Without altering anything, repeat each of the records.

§ Dataset
----------------

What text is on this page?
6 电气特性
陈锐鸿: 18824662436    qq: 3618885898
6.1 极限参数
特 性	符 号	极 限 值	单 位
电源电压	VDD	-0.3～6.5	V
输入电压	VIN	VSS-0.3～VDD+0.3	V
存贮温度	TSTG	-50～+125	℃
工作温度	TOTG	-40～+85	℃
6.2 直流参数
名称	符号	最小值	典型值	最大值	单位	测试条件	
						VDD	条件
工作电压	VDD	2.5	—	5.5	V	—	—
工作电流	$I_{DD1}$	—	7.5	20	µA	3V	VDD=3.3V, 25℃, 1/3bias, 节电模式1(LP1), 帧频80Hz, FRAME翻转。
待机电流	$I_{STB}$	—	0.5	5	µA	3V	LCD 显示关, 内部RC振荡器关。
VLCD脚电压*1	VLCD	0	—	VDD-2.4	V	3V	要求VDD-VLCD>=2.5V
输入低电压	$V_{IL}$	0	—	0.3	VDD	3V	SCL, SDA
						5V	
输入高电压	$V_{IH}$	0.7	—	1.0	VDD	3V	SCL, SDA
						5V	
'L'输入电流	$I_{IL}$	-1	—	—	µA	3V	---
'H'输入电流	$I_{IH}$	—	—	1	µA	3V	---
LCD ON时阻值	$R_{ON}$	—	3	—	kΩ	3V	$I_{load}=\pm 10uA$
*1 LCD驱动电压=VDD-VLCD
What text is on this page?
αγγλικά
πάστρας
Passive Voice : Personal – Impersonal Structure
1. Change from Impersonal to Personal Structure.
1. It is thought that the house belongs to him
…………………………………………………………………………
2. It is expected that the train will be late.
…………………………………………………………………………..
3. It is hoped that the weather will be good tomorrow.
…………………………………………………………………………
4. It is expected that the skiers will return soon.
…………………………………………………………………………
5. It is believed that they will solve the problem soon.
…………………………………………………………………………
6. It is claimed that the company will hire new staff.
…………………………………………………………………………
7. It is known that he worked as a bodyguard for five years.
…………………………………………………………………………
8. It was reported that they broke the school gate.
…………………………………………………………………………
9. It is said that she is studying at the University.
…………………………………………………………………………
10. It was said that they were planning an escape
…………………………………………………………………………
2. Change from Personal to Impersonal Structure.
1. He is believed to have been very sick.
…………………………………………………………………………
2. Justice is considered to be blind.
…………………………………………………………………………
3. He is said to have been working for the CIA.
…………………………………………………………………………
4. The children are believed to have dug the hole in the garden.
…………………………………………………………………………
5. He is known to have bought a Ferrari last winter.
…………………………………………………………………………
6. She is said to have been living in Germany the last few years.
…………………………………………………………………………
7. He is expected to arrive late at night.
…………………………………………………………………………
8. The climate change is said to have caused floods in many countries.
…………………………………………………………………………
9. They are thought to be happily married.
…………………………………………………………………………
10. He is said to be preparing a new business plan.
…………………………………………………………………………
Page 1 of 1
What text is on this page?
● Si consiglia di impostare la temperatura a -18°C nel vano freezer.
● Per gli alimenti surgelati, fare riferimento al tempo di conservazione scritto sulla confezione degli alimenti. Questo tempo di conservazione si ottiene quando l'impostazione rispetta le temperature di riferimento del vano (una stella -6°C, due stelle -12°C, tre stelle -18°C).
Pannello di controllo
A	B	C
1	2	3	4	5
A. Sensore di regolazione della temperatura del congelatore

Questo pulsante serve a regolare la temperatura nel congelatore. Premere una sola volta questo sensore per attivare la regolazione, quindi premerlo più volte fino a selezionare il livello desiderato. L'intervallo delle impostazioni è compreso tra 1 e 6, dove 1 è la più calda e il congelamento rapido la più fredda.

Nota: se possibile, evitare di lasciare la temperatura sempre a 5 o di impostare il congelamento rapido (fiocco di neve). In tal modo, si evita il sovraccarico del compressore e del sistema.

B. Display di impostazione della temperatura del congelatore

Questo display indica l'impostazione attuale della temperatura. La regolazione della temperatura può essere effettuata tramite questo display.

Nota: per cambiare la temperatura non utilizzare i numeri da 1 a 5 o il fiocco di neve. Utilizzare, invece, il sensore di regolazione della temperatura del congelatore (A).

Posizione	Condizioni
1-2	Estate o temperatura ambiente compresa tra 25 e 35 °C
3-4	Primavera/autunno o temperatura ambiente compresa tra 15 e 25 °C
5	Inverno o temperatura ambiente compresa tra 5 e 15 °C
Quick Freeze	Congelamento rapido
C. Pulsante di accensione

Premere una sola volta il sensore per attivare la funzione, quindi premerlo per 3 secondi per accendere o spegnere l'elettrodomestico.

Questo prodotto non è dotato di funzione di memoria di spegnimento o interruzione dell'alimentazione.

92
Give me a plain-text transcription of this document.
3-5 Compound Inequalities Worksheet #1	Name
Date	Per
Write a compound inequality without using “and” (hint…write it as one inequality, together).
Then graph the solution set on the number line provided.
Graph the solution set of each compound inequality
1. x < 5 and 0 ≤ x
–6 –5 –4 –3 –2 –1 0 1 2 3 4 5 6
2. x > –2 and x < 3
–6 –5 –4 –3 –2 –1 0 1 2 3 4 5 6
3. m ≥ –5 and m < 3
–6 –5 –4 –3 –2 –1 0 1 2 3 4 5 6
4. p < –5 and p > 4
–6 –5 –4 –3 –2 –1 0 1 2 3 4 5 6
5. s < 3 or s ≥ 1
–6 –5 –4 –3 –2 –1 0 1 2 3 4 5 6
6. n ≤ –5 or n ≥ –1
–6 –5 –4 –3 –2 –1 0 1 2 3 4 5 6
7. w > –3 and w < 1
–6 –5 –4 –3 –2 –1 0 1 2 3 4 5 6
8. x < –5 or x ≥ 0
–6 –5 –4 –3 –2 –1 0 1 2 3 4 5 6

----------------

§ Full solution
What text is on this page?
6 电气特性
陈锐鸿: 18824662436    qq: 3618885898
6.1 极限参数
特 性	符 号	极 限 值	单 位
电源电压	VDD	-0.3～6.5	V
输入电压	VIN	VSS-0.3～VDD+0.3	V
存贮温度	TSTG	-50～+125	℃
工作温度	TOTG	-40～+85	℃
6.2 直流参数
名称	符号	最小值	典型值	最大值	单位	测试条件	
						VDD	条件
工作电压	VDD	2.5	—	5.5	V	—	—
工作电流	$I_{DD1}$	—	7.5	20	µA	3V	VDD=3.3V, 25℃, 1/3bias, 节电模式1(LP1), 帧频80Hz, FRAME翻转。
待机电流	$I_{STB}$	—	0.5	5	µA	3V	LCD 显示关, 内部RC振荡器关。
VLCD脚电压*1	VLCD	0	—	VDD-2.4	V	3V	要求VDD-VLCD>=2.5V
输入低电压	$V_{IL}$	0	—	0.3	VDD	3V	SCL, SDA
						5V	
输入高电压	$V_{IH}$	0.7	—	1.0	VDD	3V	SCL, SDA
						5V	
'L'输入电流	$I_{IL}$	-1	—	—	µA	3V	---
'H'输入电流	$I_{IH}$	—	—	1	µA	3V	---
LCD ON时阻值	$R_{ON}$	—	3	—	kΩ	3V	$I_{load}=\pm 10uA$
*1 LCD驱动电压=VDD-VLCD
What text is on this page?
αγγλικά
πάστρας
Passive Voice : Personal – Impersonal Structure
1. Change from Impersonal to Personal Structure.
1. It is thought that the house belongs to him
…………………………………………………………………………
2. It is expected that the train will be late.
…………………………………………………………………………..
3. It is hoped that the weather will be good tomorrow.
…………………………………………………………………………
4. It is expected that the skiers will return soon.
…………………………………………………………………………
5. It is believed that they will solve the problem soon.
…………………………………………………………………………
6. It is claimed that the company will hire new staff.
…………………………………………………………………………
7. It is known that he worked as a bodyguard for five years.
…………………………………………………………………………
8. It was reported that they broke the school gate.
…………………………………………………………………………
9. It is said that she is studying at the University.
…………………………………………………………………………
10. It was said that they were planning an escape
…………………………………………………………………………
2. Change from Personal to Impersonal Structure.
1. He is believed to have been very sick.
…………………………………………………………………………
2. Justice is considered to be blind.
…………………………………………………………………………
3. He is said to have been working for the CIA.
…………………………………………………………………………
4. The children are believed to have dug the hole in the garden.
…………………………………………………………………………
5. He is known to have bought a Ferrari last winter.
…………………………………………………………………………
6. She is said to have been living in Germany the last few years.
…………………………………………………………………………
7. He is expected to arrive late at night.
…………………………………………………………………………
8. The climate change is said to have caused floods in many countries.
…………………………………………………………………………
9. They are thought to be happily married.
…………………………………………………………………………
10. He is said to be preparing a new business plan.
…………………………………………………………………………
Page 1 of 1
What text is on this page?
● Si consiglia di impostare la temperatura a -18°C nel vano freezer.
● Per gli alimenti surgelati, fare riferimento al tempo di conservazione scritto sulla confezione degli alimenti. Questo tempo di conservazione si ottiene quando l'impostazione rispetta le temperature di riferimento del vano (una stella -6°C, due stelle -12°C, tre stelle -18°C).
Pannello di controllo
A	B	C
1	2	3	4	5
A. Sensore di regolazione della temperatura del congelatore

Questo pulsante serve a regolare la temperatura nel congelatore. Premere una sola volta questo sensore per attivare la regolazione, quindi premerlo più volte fino a selezionare il livello desiderato. L'intervallo delle impostazioni è compreso tra 1 e 6, dove 1 è la più calda e il congelamento rapido la più fredda.

Nota: se possibile, evitare di lasciare la temperatura sempre a 5 o di impostare il congelamento rapido (fiocco di neve). In tal modo, si evita il sovraccarico del compressore e del sistema.

B. Display di impostazione della temperatura del congelatore

Questo display indica l'impostazione attuale della temperatura. La regolazione della temperatura può essere effettuata tramite questo display.

Nota: per cambiare la temperatura non utilizzare i numeri da 1 a 5 o il fiocco di neve. Utilizzare, invece, il sensore di regolazione della temperatura del congelatore (A).

Posizione	Condizioni
1-2	Estate o temperatura ambiente compresa tra 25 e 35 °C
3-4	Primavera/autunno o temperatura ambiente compresa tra 15 e 25 °C
5	Inverno o temperatura ambiente compresa tra 5 e 15 °C
Quick Freeze	Congelamento rapido
C. Pulsante di accensione

Premere una sola volta il sensore per attivare la funzione, quindi premerlo per 3 secondi per accendere o spegnere l'elettrodomestico.

Questo prodotto non è dotato di funzione di memoria di spegnimento o interruzione dell'alimentazione.

92
Give me a plain-text transcription of this document.
3-5 Compound Inequalities Worksheet #1	Name
Date	Per
Write a compound inequality without using “and” (hint…write it as one inequality, together).
Then graph the solution set on the number line provided.
Graph the solution set of each compound inequality
1. x < 5 and 0 ≤ x
–6 –5 –4 –3 –2 –1 0 1 2 3 4 5 6
2. x > –2 and x < 3
–6 –5 –4 –3 –2 –1 0 1 2 3 4 5 6
3. m ≥ –5 and m < 3
–6 –5 –4 –3 –2 –1 0 1 2 3 4 5 6
4. p < –5 and p > 4
–6 –5 –4 –3 –2 –1 0 1 2 3 4 5 6
5. s < 3 or s ≥ 1
–6 –5 –4 –3 –2 –1 0 1 2 3 4 5 6
6. n ≤ –5 or n ≥ –1
–6 –5 –4 –3 –2 –1 0 1 2 3 4 5 6
7. w > –3 and w < 1
–6 –5 –4 –3 –2 –1 0 1 2 3 4 5 6
8. x < –5 or x ≥ 0
–6 –5 –4 –3 –2 –1 0 1 2 3 4 5 6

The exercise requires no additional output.